§ Problem statement
Output each entry below as it stands, leaving out every picture.

§ Data listing
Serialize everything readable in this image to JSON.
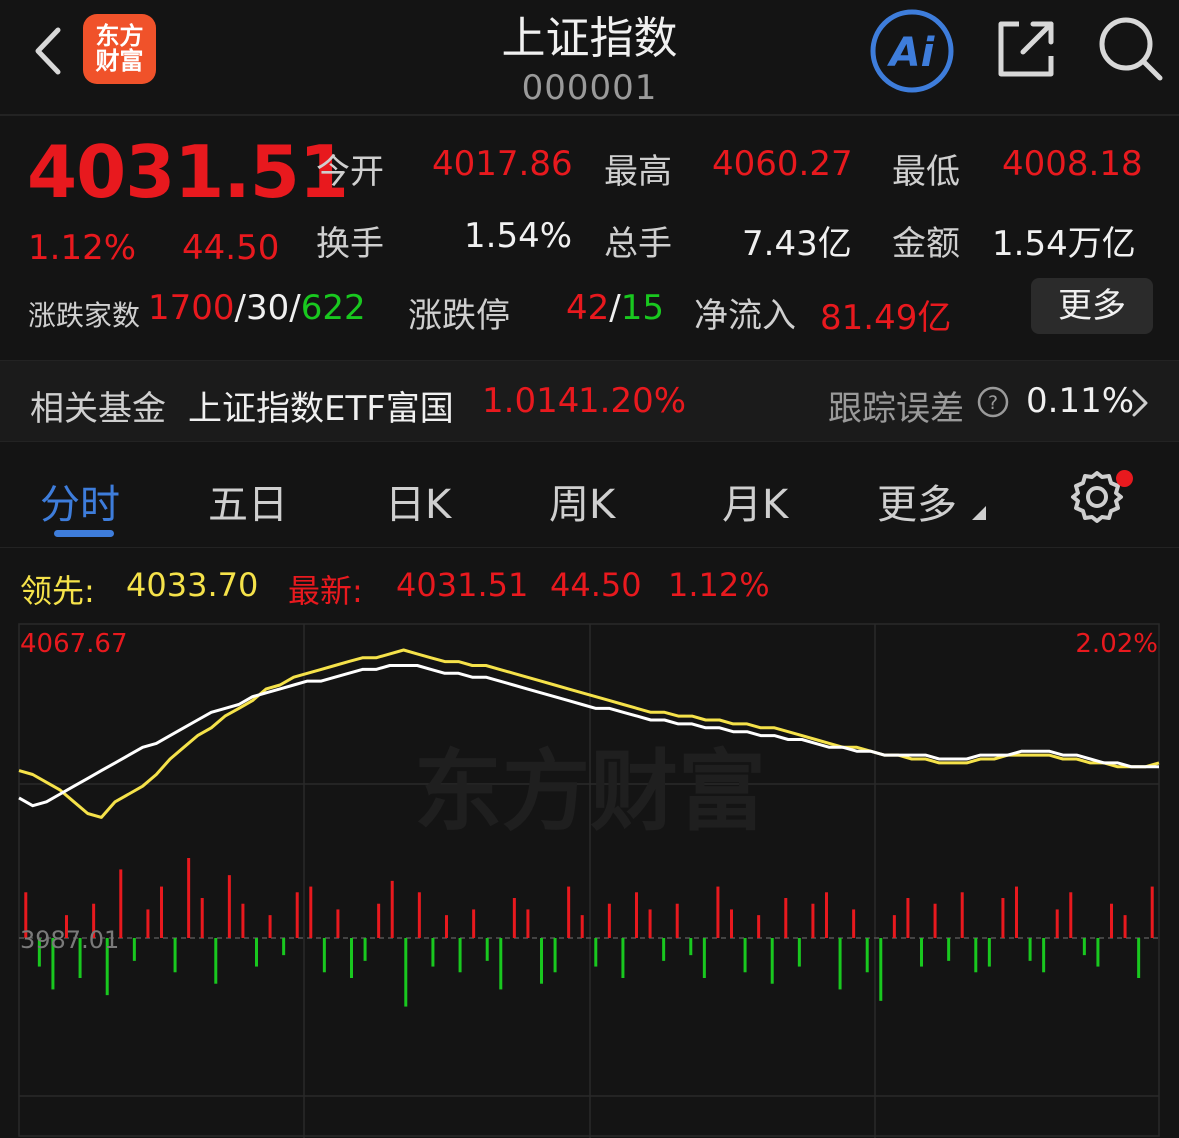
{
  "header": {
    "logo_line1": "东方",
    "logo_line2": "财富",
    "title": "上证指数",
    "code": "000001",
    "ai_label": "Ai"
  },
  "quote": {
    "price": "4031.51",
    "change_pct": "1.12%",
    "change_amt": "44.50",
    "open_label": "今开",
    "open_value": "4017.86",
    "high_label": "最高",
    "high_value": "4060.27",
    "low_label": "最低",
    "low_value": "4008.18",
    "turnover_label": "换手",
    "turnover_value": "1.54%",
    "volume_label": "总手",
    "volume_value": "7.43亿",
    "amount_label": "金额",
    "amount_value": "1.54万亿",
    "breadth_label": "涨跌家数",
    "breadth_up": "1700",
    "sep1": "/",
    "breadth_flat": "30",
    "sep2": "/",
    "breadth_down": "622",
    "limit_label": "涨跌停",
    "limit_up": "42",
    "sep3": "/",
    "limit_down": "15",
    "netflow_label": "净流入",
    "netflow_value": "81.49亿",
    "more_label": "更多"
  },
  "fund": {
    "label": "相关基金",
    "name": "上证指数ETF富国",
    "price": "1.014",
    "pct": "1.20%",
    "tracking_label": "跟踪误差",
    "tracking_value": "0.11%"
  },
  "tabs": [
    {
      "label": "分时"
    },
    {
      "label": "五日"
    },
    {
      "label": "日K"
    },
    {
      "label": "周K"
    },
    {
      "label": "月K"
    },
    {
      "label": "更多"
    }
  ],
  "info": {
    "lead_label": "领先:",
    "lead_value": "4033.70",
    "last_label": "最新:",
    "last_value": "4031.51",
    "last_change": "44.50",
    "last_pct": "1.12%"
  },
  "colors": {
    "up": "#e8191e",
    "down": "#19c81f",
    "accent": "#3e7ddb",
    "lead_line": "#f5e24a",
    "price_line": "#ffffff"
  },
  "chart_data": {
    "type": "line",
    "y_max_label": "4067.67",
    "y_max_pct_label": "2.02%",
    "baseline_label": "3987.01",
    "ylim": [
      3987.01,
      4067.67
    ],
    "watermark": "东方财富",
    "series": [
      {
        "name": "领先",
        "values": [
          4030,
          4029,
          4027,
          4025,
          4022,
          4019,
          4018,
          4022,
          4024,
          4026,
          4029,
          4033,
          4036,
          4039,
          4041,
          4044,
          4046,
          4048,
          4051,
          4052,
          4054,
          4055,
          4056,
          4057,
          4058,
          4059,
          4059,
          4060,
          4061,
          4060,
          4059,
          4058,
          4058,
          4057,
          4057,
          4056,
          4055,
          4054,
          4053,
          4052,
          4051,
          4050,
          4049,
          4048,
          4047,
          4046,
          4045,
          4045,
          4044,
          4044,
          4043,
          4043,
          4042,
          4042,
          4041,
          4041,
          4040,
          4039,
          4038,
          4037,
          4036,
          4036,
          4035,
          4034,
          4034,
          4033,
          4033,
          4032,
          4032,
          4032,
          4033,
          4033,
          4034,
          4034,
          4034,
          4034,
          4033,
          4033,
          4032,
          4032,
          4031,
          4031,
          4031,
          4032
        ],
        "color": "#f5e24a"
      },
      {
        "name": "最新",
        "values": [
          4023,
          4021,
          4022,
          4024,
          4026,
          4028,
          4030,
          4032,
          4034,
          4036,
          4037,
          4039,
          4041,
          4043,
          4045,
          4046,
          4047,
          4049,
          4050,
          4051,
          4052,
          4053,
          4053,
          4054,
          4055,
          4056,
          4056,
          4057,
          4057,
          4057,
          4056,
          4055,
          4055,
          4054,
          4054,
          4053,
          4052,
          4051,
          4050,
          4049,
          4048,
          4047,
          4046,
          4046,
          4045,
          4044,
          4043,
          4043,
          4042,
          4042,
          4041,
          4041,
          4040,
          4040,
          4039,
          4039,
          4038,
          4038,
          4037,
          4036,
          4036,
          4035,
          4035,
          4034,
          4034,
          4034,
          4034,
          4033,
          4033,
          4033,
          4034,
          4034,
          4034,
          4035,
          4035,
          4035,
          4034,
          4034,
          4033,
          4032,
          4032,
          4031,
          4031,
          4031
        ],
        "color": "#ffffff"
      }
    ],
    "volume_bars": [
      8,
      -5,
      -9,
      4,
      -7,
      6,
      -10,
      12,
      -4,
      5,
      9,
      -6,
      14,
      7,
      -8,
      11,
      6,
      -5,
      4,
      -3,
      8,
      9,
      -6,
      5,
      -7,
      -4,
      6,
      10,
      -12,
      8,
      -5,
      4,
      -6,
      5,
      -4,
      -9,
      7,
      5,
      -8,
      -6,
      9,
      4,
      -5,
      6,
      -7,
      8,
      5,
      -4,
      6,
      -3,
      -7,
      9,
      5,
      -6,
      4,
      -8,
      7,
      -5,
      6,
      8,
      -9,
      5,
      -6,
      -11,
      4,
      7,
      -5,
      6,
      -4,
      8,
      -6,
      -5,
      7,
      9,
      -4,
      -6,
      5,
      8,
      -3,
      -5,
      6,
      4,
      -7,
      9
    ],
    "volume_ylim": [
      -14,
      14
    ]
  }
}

§ Solution to the problem
Serialize everything readable in this image to JSON.
{
  "header": {
    "logo_line1": "东方",
    "logo_line2": "财富",
    "title": "上证指数",
    "code": "000001",
    "ai_label": "Ai"
  },
  "quote": {
    "price": "4031.51",
    "change_pct": "1.12%",
    "change_amt": "44.50",
    "open_label": "今开",
    "open_value": "4017.86",
    "high_label": "最高",
    "high_value": "4060.27",
    "low_label": "最低",
    "low_value": "4008.18",
    "turnover_label": "换手",
    "turnover_value": "1.54%",
    "volume_label": "总手",
    "volume_value": "7.43亿",
    "amount_label": "金额",
    "amount_value": "1.54万亿",
    "breadth_label": "涨跌家数",
    "breadth_up": "1700",
    "sep1": "/",
    "breadth_flat": "30",
    "sep2": "/",
    "breadth_down": "622",
    "limit_label": "涨跌停",
    "limit_up": "42",
    "sep3": "/",
    "limit_down": "15",
    "netflow_label": "净流入",
    "netflow_value": "81.49亿",
    "more_label": "更多"
  },
  "fund": {
    "label": "相关基金",
    "name": "上证指数ETF富国",
    "price": "1.014",
    "pct": "1.20%",
    "tracking_label": "跟踪误差",
    "tracking_value": "0.11%"
  },
  "tabs": [
    {
      "label": "分时"
    },
    {
      "label": "五日"
    },
    {
      "label": "日K"
    },
    {
      "label": "周K"
    },
    {
      "label": "月K"
    },
    {
      "label": "更多"
    }
  ],
  "info": {
    "lead_label": "领先:",
    "lead_value": "4033.70",
    "last_label": "最新:",
    "last_value": "4031.51",
    "last_change": "44.50",
    "last_pct": "1.12%"
  },
  "colors": {
    "up": "#e8191e",
    "down": "#19c81f",
    "accent": "#3e7ddb",
    "lead_line": "#f5e24a",
    "price_line": "#ffffff"
  },
  "chart_data": {
    "type": "line",
    "y_max_label": "4067.67",
    "y_max_pct_label": "2.02%",
    "baseline_label": "3987.01",
    "ylim": [
      3987.01,
      4067.67
    ],
    "watermark": "东方财富",
    "series": [
      {
        "name": "领先",
        "values": [
          4030,
          4029,
          4027,
          4025,
          4022,
          4019,
          4018,
          4022,
          4024,
          4026,
          4029,
          4033,
          4036,
          4039,
          4041,
          4044,
          4046,
          4048,
          4051,
          4052,
          4054,
          4055,
          4056,
          4057,
          4058,
          4059,
          4059,
          4060,
          4061,
          4060,
          4059,
          4058,
          4058,
          4057,
          4057,
          4056,
          4055,
          4054,
          4053,
          4052,
          4051,
          4050,
          4049,
          4048,
          4047,
          4046,
          4045,
          4045,
          4044,
          4044,
          4043,
          4043,
          4042,
          4042,
          4041,
          4041,
          4040,
          4039,
          4038,
          4037,
          4036,
          4036,
          4035,
          4034,
          4034,
          4033,
          4033,
          4032,
          4032,
          4032,
          4033,
          4033,
          4034,
          4034,
          4034,
          4034,
          4033,
          4033,
          4032,
          4032,
          4031,
          4031,
          4031,
          4032
        ],
        "color": "#f5e24a"
      },
      {
        "name": "最新",
        "values": [
          4023,
          4021,
          4022,
          4024,
          4026,
          4028,
          4030,
          4032,
          4034,
          4036,
          4037,
          4039,
          4041,
          4043,
          4045,
          4046,
          4047,
          4049,
          4050,
          4051,
          4052,
          4053,
          4053,
          4054,
          4055,
          4056,
          4056,
          4057,
          4057,
          4057,
          4056,
          4055,
          4055,
          4054,
          4054,
          4053,
          4052,
          4051,
          4050,
          4049,
          4048,
          4047,
          4046,
          4046,
          4045,
          4044,
          4043,
          4043,
          4042,
          4042,
          4041,
          4041,
          4040,
          4040,
          4039,
          4039,
          4038,
          4038,
          4037,
          4036,
          4036,
          4035,
          4035,
          4034,
          4034,
          4034,
          4034,
          4033,
          4033,
          4033,
          4034,
          4034,
          4034,
          4035,
          4035,
          4035,
          4034,
          4034,
          4033,
          4032,
          4032,
          4031,
          4031,
          4031
        ],
        "color": "#ffffff"
      }
    ],
    "volume_bars": [
      8,
      -5,
      -9,
      4,
      -7,
      6,
      -10,
      12,
      -4,
      5,
      9,
      -6,
      14,
      7,
      -8,
      11,
      6,
      -5,
      4,
      -3,
      8,
      9,
      -6,
      5,
      -7,
      -4,
      6,
      10,
      -12,
      8,
      -5,
      4,
      -6,
      5,
      -4,
      -9,
      7,
      5,
      -8,
      -6,
      9,
      4,
      -5,
      6,
      -7,
      8,
      5,
      -4,
      6,
      -3,
      -7,
      9,
      5,
      -6,
      4,
      -8,
      7,
      -5,
      6,
      8,
      -9,
      5,
      -6,
      -11,
      4,
      7,
      -5,
      6,
      -4,
      8,
      -6,
      -5,
      7,
      9,
      -4,
      -6,
      5,
      8,
      -3,
      -5,
      6,
      4,
      -7,
      9
    ],
    "volume_ylim": [
      -14,
      14
    ]
  }
}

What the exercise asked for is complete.